» EXERCISE
Retype each entry below exactly as it stands.

» PROVIDED INFORMATION
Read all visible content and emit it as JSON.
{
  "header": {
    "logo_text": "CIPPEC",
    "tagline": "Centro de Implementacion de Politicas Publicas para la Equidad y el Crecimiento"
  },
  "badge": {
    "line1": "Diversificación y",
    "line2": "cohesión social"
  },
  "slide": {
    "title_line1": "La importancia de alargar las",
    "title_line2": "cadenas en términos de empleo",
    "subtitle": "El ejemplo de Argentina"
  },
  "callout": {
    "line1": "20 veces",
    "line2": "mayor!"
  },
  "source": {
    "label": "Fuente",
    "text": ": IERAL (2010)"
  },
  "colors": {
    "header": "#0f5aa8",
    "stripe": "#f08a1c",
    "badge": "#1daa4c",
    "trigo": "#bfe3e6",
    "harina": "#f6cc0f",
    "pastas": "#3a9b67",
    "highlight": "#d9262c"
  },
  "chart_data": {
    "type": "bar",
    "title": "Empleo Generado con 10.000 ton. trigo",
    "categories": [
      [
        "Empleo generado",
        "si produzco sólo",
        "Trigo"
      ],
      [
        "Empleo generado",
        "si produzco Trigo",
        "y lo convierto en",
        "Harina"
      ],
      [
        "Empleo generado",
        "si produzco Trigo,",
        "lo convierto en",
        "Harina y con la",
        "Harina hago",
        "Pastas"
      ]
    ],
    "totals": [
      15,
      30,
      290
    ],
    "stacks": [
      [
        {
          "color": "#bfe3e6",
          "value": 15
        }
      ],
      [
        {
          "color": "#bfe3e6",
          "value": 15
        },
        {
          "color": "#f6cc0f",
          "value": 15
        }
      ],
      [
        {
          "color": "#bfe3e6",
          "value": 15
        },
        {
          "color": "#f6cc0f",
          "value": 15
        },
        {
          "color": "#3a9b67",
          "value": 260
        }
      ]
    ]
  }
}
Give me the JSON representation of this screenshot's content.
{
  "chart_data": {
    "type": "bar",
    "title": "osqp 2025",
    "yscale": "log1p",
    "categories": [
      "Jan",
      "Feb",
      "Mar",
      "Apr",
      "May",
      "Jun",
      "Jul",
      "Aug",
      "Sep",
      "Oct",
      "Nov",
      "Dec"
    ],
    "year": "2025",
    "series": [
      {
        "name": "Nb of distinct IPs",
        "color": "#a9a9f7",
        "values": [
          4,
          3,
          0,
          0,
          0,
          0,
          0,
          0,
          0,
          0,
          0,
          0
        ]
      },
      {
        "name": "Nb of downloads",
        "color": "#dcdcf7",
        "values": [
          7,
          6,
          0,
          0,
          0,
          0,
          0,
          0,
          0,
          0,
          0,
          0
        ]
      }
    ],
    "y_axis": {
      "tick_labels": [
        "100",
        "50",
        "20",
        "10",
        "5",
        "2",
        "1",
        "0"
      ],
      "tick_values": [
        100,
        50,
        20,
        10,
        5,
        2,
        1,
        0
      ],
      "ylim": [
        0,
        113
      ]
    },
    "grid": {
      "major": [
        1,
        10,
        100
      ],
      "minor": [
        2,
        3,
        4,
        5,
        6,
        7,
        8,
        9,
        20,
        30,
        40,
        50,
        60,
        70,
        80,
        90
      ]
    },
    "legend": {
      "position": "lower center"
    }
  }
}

» FULL RESPONSE
Read all visible content and emit it as JSON.
{
  "header": {
    "logo_text": "CIPPEC",
    "tagline": "Centro de Implementacion de Politicas Publicas para la Equidad y el Crecimiento"
  },
  "badge": {
    "line1": "Diversificación y",
    "line2": "cohesión social"
  },
  "slide": {
    "title_line1": "La importancia de alargar las",
    "title_line2": "cadenas en términos de empleo",
    "subtitle": "El ejemplo de Argentina"
  },
  "callout": {
    "line1": "20 veces",
    "line2": "mayor!"
  },
  "source": {
    "label": "Fuente",
    "text": ": IERAL (2010)"
  },
  "colors": {
    "header": "#0f5aa8",
    "stripe": "#f08a1c",
    "badge": "#1daa4c",
    "trigo": "#bfe3e6",
    "harina": "#f6cc0f",
    "pastas": "#3a9b67",
    "highlight": "#d9262c"
  },
  "chart_data": {
    "type": "bar",
    "title": "Empleo Generado con 10.000 ton. trigo",
    "categories": [
      [
        "Empleo generado",
        "si produzco sólo",
        "Trigo"
      ],
      [
        "Empleo generado",
        "si produzco Trigo",
        "y lo convierto en",
        "Harina"
      ],
      [
        "Empleo generado",
        "si produzco Trigo,",
        "lo convierto en",
        "Harina y con la",
        "Harina hago",
        "Pastas"
      ]
    ],
    "totals": [
      15,
      30,
      290
    ],
    "stacks": [
      [
        {
          "color": "#bfe3e6",
          "value": 15
        }
      ],
      [
        {
          "color": "#bfe3e6",
          "value": 15
        },
        {
          "color": "#f6cc0f",
          "value": 15
        }
      ],
      [
        {
          "color": "#bfe3e6",
          "value": 15
        },
        {
          "color": "#f6cc0f",
          "value": 15
        },
        {
          "color": "#3a9b67",
          "value": 260
        }
      ]
    ]
  }
}
Give me the JSON representation of this screenshot's content.
{
  "chart_data": {
    "type": "bar",
    "title": "osqp 2025",
    "yscale": "log1p",
    "categories": [
      "Jan",
      "Feb",
      "Mar",
      "Apr",
      "May",
      "Jun",
      "Jul",
      "Aug",
      "Sep",
      "Oct",
      "Nov",
      "Dec"
    ],
    "year": "2025",
    "series": [
      {
        "name": "Nb of distinct IPs",
        "color": "#a9a9f7",
        "values": [
          4,
          3,
          0,
          0,
          0,
          0,
          0,
          0,
          0,
          0,
          0,
          0
        ]
      },
      {
        "name": "Nb of downloads",
        "color": "#dcdcf7",
        "values": [
          7,
          6,
          0,
          0,
          0,
          0,
          0,
          0,
          0,
          0,
          0,
          0
        ]
      }
    ],
    "y_axis": {
      "tick_labels": [
        "100",
        "50",
        "20",
        "10",
        "5",
        "2",
        "1",
        "0"
      ],
      "tick_values": [
        100,
        50,
        20,
        10,
        5,
        2,
        1,
        0
      ],
      "ylim": [
        0,
        113
      ]
    },
    "grid": {
      "major": [
        1,
        10,
        100
      ],
      "minor": [
        2,
        3,
        4,
        5,
        6,
        7,
        8,
        9,
        20,
        30,
        40,
        50,
        60,
        70,
        80,
        90
      ]
    },
    "legend": {
      "position": "lower center"
    }
  }
}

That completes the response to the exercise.